▼▼▼

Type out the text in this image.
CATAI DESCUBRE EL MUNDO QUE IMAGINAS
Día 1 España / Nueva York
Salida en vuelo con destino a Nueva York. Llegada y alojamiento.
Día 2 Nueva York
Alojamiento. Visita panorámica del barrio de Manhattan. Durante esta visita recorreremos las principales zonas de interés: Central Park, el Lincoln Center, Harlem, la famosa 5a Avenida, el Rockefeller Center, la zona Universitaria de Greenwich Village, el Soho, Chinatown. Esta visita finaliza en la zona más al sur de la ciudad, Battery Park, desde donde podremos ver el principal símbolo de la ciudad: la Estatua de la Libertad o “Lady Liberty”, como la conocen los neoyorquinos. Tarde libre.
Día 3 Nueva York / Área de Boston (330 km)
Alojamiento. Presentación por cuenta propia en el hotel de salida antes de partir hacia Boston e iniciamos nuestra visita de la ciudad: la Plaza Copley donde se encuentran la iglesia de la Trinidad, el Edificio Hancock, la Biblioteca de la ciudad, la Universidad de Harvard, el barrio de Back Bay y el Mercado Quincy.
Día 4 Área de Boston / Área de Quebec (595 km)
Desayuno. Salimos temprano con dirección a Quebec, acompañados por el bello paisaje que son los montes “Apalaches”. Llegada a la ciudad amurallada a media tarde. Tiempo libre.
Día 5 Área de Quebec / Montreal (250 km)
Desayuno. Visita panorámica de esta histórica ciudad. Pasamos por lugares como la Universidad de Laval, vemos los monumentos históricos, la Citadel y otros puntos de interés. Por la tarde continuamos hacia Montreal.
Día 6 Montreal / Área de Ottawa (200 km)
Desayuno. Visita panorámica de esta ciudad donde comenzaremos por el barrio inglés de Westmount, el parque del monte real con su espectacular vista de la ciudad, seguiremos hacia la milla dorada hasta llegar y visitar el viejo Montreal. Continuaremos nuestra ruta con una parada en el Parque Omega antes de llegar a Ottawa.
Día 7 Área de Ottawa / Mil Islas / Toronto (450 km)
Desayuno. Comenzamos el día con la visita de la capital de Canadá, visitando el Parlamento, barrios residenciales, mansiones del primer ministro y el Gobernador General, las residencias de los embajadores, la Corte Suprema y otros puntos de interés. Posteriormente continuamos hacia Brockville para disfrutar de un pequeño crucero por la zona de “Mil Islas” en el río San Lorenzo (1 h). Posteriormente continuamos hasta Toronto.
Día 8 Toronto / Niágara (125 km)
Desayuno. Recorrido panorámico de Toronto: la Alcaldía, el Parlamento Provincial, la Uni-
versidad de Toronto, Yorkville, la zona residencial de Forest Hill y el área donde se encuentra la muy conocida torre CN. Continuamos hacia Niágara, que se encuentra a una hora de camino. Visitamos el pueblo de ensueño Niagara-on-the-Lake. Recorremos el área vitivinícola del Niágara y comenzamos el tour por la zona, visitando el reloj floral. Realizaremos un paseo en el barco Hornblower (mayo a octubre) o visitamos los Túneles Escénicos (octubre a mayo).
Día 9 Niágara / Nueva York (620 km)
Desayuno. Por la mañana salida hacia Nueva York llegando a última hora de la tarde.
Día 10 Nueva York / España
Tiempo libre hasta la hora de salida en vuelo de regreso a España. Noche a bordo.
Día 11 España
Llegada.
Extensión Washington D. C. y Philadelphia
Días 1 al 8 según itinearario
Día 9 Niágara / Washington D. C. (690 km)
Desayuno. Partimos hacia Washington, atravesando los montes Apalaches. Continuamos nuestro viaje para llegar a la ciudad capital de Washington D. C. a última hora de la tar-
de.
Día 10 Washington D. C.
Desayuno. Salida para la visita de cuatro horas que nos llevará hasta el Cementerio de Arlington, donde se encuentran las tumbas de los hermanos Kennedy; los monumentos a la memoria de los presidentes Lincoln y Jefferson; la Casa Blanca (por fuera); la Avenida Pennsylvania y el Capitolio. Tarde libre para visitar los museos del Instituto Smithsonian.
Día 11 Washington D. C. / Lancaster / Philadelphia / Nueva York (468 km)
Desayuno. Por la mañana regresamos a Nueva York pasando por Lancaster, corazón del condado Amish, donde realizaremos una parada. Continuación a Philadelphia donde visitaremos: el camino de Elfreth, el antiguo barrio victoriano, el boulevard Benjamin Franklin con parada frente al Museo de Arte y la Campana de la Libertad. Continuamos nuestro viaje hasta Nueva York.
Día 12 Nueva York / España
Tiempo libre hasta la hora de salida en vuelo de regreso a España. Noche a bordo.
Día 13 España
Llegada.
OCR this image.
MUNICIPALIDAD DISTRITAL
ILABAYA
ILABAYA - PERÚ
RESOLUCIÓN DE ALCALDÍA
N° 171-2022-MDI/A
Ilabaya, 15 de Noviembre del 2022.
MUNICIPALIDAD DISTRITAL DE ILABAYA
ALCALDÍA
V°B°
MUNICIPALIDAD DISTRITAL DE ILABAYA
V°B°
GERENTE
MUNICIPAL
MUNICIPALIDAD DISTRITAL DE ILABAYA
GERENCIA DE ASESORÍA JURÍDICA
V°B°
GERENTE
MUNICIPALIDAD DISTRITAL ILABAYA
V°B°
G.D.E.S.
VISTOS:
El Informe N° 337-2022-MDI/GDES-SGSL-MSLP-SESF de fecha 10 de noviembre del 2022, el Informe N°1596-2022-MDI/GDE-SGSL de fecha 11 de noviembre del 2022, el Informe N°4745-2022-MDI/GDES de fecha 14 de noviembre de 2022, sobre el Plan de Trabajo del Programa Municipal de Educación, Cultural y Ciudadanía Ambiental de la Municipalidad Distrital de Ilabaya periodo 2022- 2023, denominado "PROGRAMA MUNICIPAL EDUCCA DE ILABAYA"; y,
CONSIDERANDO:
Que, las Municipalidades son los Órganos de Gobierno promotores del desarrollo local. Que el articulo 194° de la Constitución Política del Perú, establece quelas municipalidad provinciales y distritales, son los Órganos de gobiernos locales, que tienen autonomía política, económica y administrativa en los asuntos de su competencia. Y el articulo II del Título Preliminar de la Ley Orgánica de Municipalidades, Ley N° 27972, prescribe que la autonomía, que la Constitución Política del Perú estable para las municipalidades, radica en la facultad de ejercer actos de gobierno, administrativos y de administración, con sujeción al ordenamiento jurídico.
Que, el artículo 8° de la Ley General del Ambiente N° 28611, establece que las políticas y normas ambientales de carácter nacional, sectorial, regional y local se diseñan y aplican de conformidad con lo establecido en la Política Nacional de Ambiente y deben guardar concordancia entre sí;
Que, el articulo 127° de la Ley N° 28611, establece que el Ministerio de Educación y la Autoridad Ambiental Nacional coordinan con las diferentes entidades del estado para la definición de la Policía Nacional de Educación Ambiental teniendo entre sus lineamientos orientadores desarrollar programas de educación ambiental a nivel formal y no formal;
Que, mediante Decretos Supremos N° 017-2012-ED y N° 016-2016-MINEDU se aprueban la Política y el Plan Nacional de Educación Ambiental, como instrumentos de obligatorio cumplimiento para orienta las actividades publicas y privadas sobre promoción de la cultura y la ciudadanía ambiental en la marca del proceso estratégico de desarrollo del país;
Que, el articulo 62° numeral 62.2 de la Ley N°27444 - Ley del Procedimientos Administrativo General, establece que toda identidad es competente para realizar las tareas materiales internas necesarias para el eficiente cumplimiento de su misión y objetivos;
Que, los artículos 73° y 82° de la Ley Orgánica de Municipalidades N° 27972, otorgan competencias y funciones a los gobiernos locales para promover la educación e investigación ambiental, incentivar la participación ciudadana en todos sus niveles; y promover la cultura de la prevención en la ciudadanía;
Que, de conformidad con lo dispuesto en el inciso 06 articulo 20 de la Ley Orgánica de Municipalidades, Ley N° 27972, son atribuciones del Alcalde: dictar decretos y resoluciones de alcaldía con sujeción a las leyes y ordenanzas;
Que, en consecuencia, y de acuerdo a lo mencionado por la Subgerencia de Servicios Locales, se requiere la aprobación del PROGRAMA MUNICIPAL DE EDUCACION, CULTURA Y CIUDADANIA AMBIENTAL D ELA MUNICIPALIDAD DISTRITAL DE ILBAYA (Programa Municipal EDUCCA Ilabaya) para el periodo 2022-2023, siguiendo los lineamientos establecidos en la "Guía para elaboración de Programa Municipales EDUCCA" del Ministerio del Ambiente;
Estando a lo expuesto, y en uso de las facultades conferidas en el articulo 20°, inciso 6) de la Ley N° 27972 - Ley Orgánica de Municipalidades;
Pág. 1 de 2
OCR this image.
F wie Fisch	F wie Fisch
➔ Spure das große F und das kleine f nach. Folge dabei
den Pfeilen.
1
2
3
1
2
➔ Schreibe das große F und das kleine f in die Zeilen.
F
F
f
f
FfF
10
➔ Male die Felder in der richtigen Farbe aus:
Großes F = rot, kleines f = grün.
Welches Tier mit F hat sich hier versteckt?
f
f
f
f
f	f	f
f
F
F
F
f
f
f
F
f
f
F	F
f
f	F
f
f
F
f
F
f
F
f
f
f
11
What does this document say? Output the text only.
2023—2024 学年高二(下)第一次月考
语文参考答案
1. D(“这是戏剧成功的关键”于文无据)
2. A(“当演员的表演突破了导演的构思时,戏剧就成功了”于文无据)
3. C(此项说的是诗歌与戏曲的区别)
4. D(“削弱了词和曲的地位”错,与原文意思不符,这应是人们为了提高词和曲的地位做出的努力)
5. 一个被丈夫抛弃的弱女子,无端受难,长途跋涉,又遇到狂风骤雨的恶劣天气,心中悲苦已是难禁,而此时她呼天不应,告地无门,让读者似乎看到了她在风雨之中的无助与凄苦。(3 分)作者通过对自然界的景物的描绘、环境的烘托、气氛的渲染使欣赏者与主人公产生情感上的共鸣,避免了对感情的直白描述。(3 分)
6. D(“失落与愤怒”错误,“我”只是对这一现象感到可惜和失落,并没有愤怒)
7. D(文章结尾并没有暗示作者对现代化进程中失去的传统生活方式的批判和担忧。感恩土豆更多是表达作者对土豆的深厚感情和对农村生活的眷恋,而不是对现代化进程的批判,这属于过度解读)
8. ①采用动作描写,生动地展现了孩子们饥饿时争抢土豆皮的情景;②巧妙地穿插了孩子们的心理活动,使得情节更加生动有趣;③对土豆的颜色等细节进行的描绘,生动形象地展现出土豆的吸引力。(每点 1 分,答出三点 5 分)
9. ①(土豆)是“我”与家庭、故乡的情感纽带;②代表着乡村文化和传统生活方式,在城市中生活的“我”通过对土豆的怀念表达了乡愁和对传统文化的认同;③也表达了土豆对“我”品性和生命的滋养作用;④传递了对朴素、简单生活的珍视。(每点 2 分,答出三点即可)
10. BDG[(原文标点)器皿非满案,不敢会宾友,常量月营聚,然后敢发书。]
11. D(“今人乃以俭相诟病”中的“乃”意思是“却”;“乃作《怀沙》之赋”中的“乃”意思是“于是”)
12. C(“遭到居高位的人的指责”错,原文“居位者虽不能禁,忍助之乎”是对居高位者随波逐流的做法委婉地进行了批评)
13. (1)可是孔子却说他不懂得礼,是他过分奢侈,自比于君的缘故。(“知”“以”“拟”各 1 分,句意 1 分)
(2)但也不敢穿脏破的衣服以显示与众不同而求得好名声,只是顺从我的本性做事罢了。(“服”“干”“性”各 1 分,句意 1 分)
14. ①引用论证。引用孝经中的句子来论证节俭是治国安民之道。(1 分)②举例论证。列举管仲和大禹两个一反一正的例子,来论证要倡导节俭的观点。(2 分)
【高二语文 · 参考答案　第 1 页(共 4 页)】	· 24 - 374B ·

▲▲▲

* [WHAT YOU SHOULD DO] Reproduce only the lines running from the one with "What does this" through the final line of the listing above, both ends included.

* [COMPLETED TASK]
What does this document say? Output the text only.
2023—2024 学年高二(下)第一次月考
语文参考答案
1. D(“这是戏剧成功的关键”于文无据)
2. A(“当演员的表演突破了导演的构思时,戏剧就成功了”于文无据)
3. C(此项说的是诗歌与戏曲的区别)
4. D(“削弱了词和曲的地位”错,与原文意思不符,这应是人们为了提高词和曲的地位做出的努力)
5. 一个被丈夫抛弃的弱女子,无端受难,长途跋涉,又遇到狂风骤雨的恶劣天气,心中悲苦已是难禁,而此时她呼天不应,告地无门,让读者似乎看到了她在风雨之中的无助与凄苦。(3 分)作者通过对自然界的景物的描绘、环境的烘托、气氛的渲染使欣赏者与主人公产生情感上的共鸣,避免了对感情的直白描述。(3 分)
6. D(“失落与愤怒”错误,“我”只是对这一现象感到可惜和失落,并没有愤怒)
7. D(文章结尾并没有暗示作者对现代化进程中失去的传统生活方式的批判和担忧。感恩土豆更多是表达作者对土豆的深厚感情和对农村生活的眷恋,而不是对现代化进程的批判,这属于过度解读)
8. ①采用动作描写,生动地展现了孩子们饥饿时争抢土豆皮的情景;②巧妙地穿插了孩子们的心理活动,使得情节更加生动有趣;③对土豆的颜色等细节进行的描绘,生动形象地展现出土豆的吸引力。(每点 1 分,答出三点 5 分)
9. ①(土豆)是“我”与家庭、故乡的情感纽带;②代表着乡村文化和传统生活方式,在城市中生活的“我”通过对土豆的怀念表达了乡愁和对传统文化的认同;③也表达了土豆对“我”品性和生命的滋养作用;④传递了对朴素、简单生活的珍视。(每点 2 分,答出三点即可)
10. BDG[(原文标点)器皿非满案,不敢会宾友,常量月营聚,然后敢发书。]
11. D(“今人乃以俭相诟病”中的“乃”意思是“却”;“乃作《怀沙》之赋”中的“乃”意思是“于是”)
12. C(“遭到居高位的人的指责”错,原文“居位者虽不能禁,忍助之乎”是对居高位者随波逐流的做法委婉地进行了批评)
13. (1)可是孔子却说他不懂得礼,是他过分奢侈,自比于君的缘故。(“知”“以”“拟”各 1 分,句意 1 分)
(2)但也不敢穿脏破的衣服以显示与众不同而求得好名声,只是顺从我的本性做事罢了。(“服”“干”“性”各 1 分,句意 1 分)
14. ①引用论证。引用孝经中的句子来论证节俭是治国安民之道。(1 分)②举例论证。列举管仲和大禹两个一反一正的例子,来论证要倡导节俭的观点。(2 分)
【高二语文 · 参考答案　第 1 页(共 4 页)】	· 24 - 374B ·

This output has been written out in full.